Stored items from a collection:
========
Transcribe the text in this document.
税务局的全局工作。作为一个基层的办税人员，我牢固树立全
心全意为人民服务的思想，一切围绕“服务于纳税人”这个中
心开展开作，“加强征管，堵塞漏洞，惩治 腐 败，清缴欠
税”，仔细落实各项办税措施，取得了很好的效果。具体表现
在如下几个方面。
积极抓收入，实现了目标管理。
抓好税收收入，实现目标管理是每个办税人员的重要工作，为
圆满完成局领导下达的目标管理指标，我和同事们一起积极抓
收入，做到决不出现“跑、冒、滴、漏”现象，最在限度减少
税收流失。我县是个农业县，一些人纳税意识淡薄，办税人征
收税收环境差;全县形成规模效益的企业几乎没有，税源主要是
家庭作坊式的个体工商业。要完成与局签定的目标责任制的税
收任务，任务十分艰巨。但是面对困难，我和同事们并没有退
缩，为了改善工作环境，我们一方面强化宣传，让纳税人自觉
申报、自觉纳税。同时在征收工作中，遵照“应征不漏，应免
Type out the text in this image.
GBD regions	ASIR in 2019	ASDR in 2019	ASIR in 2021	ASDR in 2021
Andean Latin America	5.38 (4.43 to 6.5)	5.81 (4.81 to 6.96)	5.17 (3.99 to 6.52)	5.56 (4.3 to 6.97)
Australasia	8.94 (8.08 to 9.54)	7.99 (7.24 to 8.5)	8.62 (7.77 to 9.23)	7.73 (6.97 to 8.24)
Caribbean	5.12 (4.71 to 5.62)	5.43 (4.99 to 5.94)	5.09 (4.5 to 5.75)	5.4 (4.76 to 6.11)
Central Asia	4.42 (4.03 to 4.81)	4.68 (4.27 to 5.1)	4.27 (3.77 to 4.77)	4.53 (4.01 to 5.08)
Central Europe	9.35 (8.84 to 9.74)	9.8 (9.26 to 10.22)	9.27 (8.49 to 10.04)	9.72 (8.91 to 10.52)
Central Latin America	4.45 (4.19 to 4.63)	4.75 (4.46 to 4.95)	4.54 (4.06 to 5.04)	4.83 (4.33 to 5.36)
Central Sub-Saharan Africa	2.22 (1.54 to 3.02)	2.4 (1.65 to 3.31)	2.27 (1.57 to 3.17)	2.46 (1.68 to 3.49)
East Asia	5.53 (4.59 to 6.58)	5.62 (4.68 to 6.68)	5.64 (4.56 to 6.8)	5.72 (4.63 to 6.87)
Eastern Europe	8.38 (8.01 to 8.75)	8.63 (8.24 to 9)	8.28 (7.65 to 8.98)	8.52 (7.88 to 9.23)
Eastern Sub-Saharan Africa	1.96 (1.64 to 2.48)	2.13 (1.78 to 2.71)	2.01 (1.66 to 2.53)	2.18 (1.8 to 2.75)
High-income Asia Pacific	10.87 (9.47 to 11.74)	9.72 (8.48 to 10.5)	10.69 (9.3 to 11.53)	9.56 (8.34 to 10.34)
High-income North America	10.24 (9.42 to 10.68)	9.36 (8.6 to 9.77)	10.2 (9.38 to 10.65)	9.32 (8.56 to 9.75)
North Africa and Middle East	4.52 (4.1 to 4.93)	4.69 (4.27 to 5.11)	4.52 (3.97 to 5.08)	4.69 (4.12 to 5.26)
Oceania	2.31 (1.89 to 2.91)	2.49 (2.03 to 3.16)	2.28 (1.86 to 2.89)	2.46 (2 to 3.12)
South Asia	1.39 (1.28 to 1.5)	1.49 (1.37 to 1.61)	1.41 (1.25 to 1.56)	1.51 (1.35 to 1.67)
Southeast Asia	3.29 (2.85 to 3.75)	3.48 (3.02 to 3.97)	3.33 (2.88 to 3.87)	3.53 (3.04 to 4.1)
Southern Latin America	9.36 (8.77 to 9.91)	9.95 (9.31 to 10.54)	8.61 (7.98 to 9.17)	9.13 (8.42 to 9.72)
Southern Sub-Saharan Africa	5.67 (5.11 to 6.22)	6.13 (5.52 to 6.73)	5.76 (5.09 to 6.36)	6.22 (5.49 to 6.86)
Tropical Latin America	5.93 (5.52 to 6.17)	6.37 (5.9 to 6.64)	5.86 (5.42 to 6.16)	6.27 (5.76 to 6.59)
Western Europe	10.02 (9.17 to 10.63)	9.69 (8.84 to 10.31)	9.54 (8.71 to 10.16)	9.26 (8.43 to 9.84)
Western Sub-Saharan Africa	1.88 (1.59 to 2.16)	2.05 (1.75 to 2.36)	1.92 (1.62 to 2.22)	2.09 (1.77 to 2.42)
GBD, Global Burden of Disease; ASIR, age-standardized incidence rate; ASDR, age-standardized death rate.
========
- **REQUIREMENTS**: All of the entries must be quoted exactly; please include each one.

- **WRITTEN SOLUTION**:
Transcribe the text in this document.
税务局的全局工作。作为一个基层的办税人员，我牢固树立全
心全意为人民服务的思想，一切围绕“服务于纳税人”这个中
心开展开作，“加强征管，堵塞漏洞，惩治 腐 败，清缴欠
税”，仔细落实各项办税措施，取得了很好的效果。具体表现
在如下几个方面。
积极抓收入，实现了目标管理。
抓好税收收入，实现目标管理是每个办税人员的重要工作，为
圆满完成局领导下达的目标管理指标，我和同事们一起积极抓
收入，做到决不出现“跑、冒、滴、漏”现象，最在限度减少
税收流失。我县是个农业县，一些人纳税意识淡薄，办税人征
收税收环境差;全县形成规模效益的企业几乎没有，税源主要是
家庭作坊式的个体工商业。要完成与局签定的目标责任制的税
收任务，任务十分艰巨。但是面对困难，我和同事们并没有退
缩，为了改善工作环境，我们一方面强化宣传，让纳税人自觉
申报、自觉纳税。同时在征收工作中，遵照“应征不漏，应免
Type out the text in this image.
GBD regions	ASIR in 2019	ASDR in 2019	ASIR in 2021	ASDR in 2021
Andean Latin America	5.38 (4.43 to 6.5)	5.81 (4.81 to 6.96)	5.17 (3.99 to 6.52)	5.56 (4.3 to 6.97)
Australasia	8.94 (8.08 to 9.54)	7.99 (7.24 to 8.5)	8.62 (7.77 to 9.23)	7.73 (6.97 to 8.24)
Caribbean	5.12 (4.71 to 5.62)	5.43 (4.99 to 5.94)	5.09 (4.5 to 5.75)	5.4 (4.76 to 6.11)
Central Asia	4.42 (4.03 to 4.81)	4.68 (4.27 to 5.1)	4.27 (3.77 to 4.77)	4.53 (4.01 to 5.08)
Central Europe	9.35 (8.84 to 9.74)	9.8 (9.26 to 10.22)	9.27 (8.49 to 10.04)	9.72 (8.91 to 10.52)
Central Latin America	4.45 (4.19 to 4.63)	4.75 (4.46 to 4.95)	4.54 (4.06 to 5.04)	4.83 (4.33 to 5.36)
Central Sub-Saharan Africa	2.22 (1.54 to 3.02)	2.4 (1.65 to 3.31)	2.27 (1.57 to 3.17)	2.46 (1.68 to 3.49)
East Asia	5.53 (4.59 to 6.58)	5.62 (4.68 to 6.68)	5.64 (4.56 to 6.8)	5.72 (4.63 to 6.87)
Eastern Europe	8.38 (8.01 to 8.75)	8.63 (8.24 to 9)	8.28 (7.65 to 8.98)	8.52 (7.88 to 9.23)
Eastern Sub-Saharan Africa	1.96 (1.64 to 2.48)	2.13 (1.78 to 2.71)	2.01 (1.66 to 2.53)	2.18 (1.8 to 2.75)
High-income Asia Pacific	10.87 (9.47 to 11.74)	9.72 (8.48 to 10.5)	10.69 (9.3 to 11.53)	9.56 (8.34 to 10.34)
High-income North America	10.24 (9.42 to 10.68)	9.36 (8.6 to 9.77)	10.2 (9.38 to 10.65)	9.32 (8.56 to 9.75)
North Africa and Middle East	4.52 (4.1 to 4.93)	4.69 (4.27 to 5.11)	4.52 (3.97 to 5.08)	4.69 (4.12 to 5.26)
Oceania	2.31 (1.89 to 2.91)	2.49 (2.03 to 3.16)	2.28 (1.86 to 2.89)	2.46 (2 to 3.12)
South Asia	1.39 (1.28 to 1.5)	1.49 (1.37 to 1.61)	1.41 (1.25 to 1.56)	1.51 (1.35 to 1.67)
Southeast Asia	3.29 (2.85 to 3.75)	3.48 (3.02 to 3.97)	3.33 (2.88 to 3.87)	3.53 (3.04 to 4.1)
Southern Latin America	9.36 (8.77 to 9.91)	9.95 (9.31 to 10.54)	8.61 (7.98 to 9.17)	9.13 (8.42 to 9.72)
Southern Sub-Saharan Africa	5.67 (5.11 to 6.22)	6.13 (5.52 to 6.73)	5.76 (5.09 to 6.36)	6.22 (5.49 to 6.86)
Tropical Latin America	5.93 (5.52 to 6.17)	6.37 (5.9 to 6.64)	5.86 (5.42 to 6.16)	6.27 (5.76 to 6.59)
Western Europe	10.02 (9.17 to 10.63)	9.69 (8.84 to 10.31)	9.54 (8.71 to 10.16)	9.26 (8.43 to 9.84)
Western Sub-Saharan Africa	1.88 (1.59 to 2.16)	2.05 (1.75 to 2.36)	1.92 (1.62 to 2.22)	2.09 (1.77 to 2.42)
GBD, Global Burden of Disease; ASIR, age-standardized incidence rate; ASDR, age-standardized death rate.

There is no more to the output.